- _Aim of the task_
Your task is to output the listing word for word, with pictures excluded.

··· Stored records

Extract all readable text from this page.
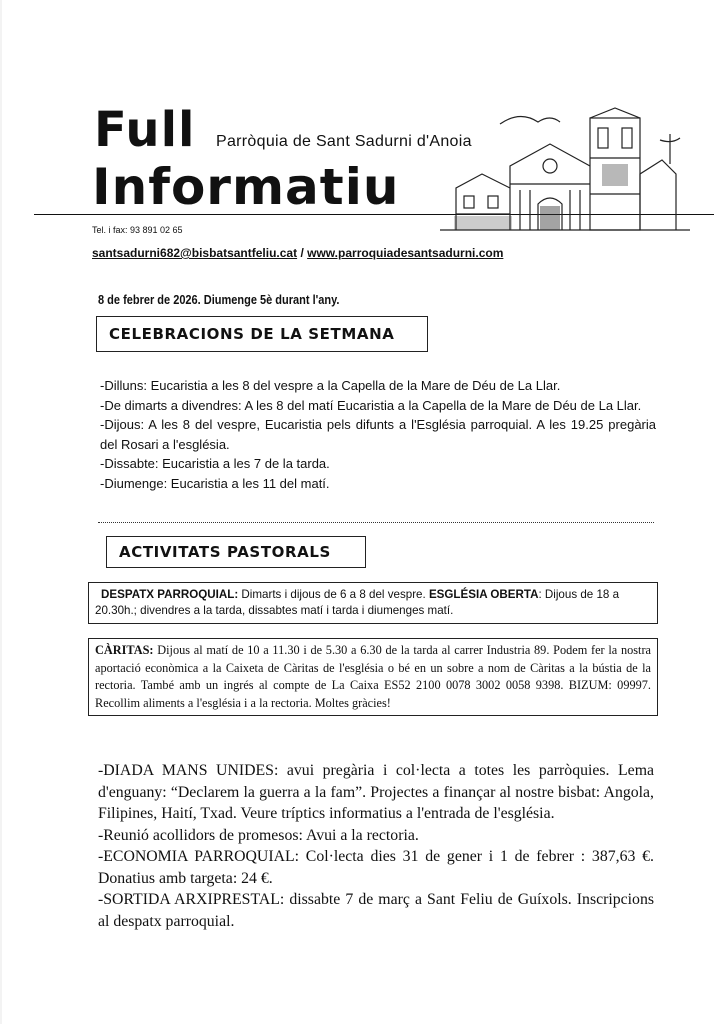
Full
Informatiu
Parròquia de Sant Sadurni d'Anoia
Tel. i fax: 93 891 02 65
santsadurni682@bisbatsantfeliu.cat / www.parroquiadesantsadurni.com
8 de febrer de 2026. Diumenge 5è durant l'any.
CELEBRACIONS DE LA SETMANA
-Dilluns: Eucaristia a les 8 del vespre a la Capella de la Mare de Déu de La Llar.
-De dimarts a divendres: A les 8 del matí Eucaristia a la Capella de la Mare de Déu de La Llar.
-Dijous: A les 8 del vespre, Eucaristia pels difunts a l'Església parroquial. A les 19.25 pregària del Rosari a l'església.
-Dissabte: Eucaristia a les 7 de la tarda.
-Diumenge: Eucaristia a les 11 del matí.
ACTIVITATS PASTORALS
DESPATX PARROQUIAL: Dimarts i dijous de 6 a 8 del vespre. ESGLÉSIA OBERTA: Dijous de 18 a 20.30h.; divendres a la tarda, dissabtes matí i tarda i diumenges matí.
CÀRITAS: Dijous al matí de 10 a 11.30 i de 5.30 a 6.30 de la tarda al carrer Industria 89. Podem fer la nostra aportació econòmica a la Caixeta de Càritas de l'església o bé en un sobre a nom de Càritas a la bústia de la rectoria. També amb un ingrés al compte de La Caixa ES52 2100 0078 3002 0058 9398. BIZUM: 09997. Recollim aliments a l'església i a la rectoria. Moltes gràcies!
-DIADA MANS UNIDES: avui pregària i col·lecta a totes les parròquies. Lema d'enguany: “Declarem la guerra a la fam”. Projectes a finançar al nostre bisbat: Angola, Filipines, Haití, Txad. Veure tríptics informatius a l'entrada de l'església.
-Reunió acollidors de promesos: Avui a la rectoria.
-ECONOMIA PARROQUIAL: Col·lecta dies 31 de gener i 1 de febrer : 387,63 €. Donatius amb targeta: 24 €.
-SORTIDA ARXIPRESTAL: dissabte 7 de març a Sant Feliu de Guíxols. Inscripcions al despatx parroquial.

······

- _Complete answer_
Extract all readable text from this page.
Full
Informatiu
Parròquia de Sant Sadurni d'Anoia
Tel. i fax: 93 891 02 65
santsadurni682@bisbatsantfeliu.cat / www.parroquiadesantsadurni.com
8 de febrer de 2026. Diumenge 5è durant l'any.
CELEBRACIONS DE LA SETMANA
-Dilluns: Eucaristia a les 8 del vespre a la Capella de la Mare de Déu de La Llar.
-De dimarts a divendres: A les 8 del matí Eucaristia a la Capella de la Mare de Déu de La Llar.
-Dijous: A les 8 del vespre, Eucaristia pels difunts a l'Església parroquial. A les 19.25 pregària del Rosari a l'església.
-Dissabte: Eucaristia a les 7 de la tarda.
-Diumenge: Eucaristia a les 11 del matí.
ACTIVITATS PASTORALS
DESPATX PARROQUIAL: Dimarts i dijous de 6 a 8 del vespre. ESGLÉSIA OBERTA: Dijous de 18 a 20.30h.; divendres a la tarda, dissabtes matí i tarda i diumenges matí.
CÀRITAS: Dijous al matí de 10 a 11.30 i de 5.30 a 6.30 de la tarda al carrer Industria 89. Podem fer la nostra aportació econòmica a la Caixeta de Càritas de l'església o bé en un sobre a nom de Càritas a la bústia de la rectoria. També amb un ingrés al compte de La Caixa ES52 2100 0078 3002 0058 9398. BIZUM: 09997. Recollim aliments a l'església i a la rectoria. Moltes gràcies!
-DIADA MANS UNIDES: avui pregària i col·lecta a totes les parròquies. Lema d'enguany: “Declarem la guerra a la fam”. Projectes a finançar al nostre bisbat: Angola, Filipines, Haití, Txad. Veure tríptics informatius a l'entrada de l'església.
-Reunió acollidors de promesos: Avui a la rectoria.
-ECONOMIA PARROQUIAL: Col·lecta dies 31 de gener i 1 de febrer : 387,63 €. Donatius amb targeta: 24 €.
-SORTIDA ARXIPRESTAL: dissabte 7 de març a Sant Feliu de Guíxols. Inscripcions al despatx parroquial.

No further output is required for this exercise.